Repeat, line for line, the entries printed below.
— begin —
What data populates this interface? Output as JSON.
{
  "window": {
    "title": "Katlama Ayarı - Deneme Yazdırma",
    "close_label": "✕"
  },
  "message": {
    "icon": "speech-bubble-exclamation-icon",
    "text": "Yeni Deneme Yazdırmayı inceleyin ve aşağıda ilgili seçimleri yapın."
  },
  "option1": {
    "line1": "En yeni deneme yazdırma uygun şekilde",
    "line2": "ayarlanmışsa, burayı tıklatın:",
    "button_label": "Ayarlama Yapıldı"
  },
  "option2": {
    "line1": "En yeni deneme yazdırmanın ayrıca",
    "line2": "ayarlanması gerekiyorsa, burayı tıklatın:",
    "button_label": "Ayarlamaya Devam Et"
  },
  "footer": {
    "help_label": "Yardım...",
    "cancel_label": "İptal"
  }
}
— end —
(Exercise output)
What data populates this interface? Output as JSON.
{
  "window": {
    "title": "Katlama Ayarı - Deneme Yazdırma",
    "close_label": "✕"
  },
  "message": {
    "icon": "speech-bubble-exclamation-icon",
    "text": "Yeni Deneme Yazdırmayı inceleyin ve aşağıda ilgili seçimleri yapın."
  },
  "option1": {
    "line1": "En yeni deneme yazdırma uygun şekilde",
    "line2": "ayarlanmışsa, burayı tıklatın:",
    "button_label": "Ayarlama Yapıldı"
  },
  "option2": {
    "line1": "En yeni deneme yazdırmanın ayrıca",
    "line2": "ayarlanması gerekiyorsa, burayı tıklatın:",
    "button_label": "Ayarlamaya Devam Et"
  },
  "footer": {
    "help_label": "Yardım...",
    "cancel_label": "İptal"
  }
}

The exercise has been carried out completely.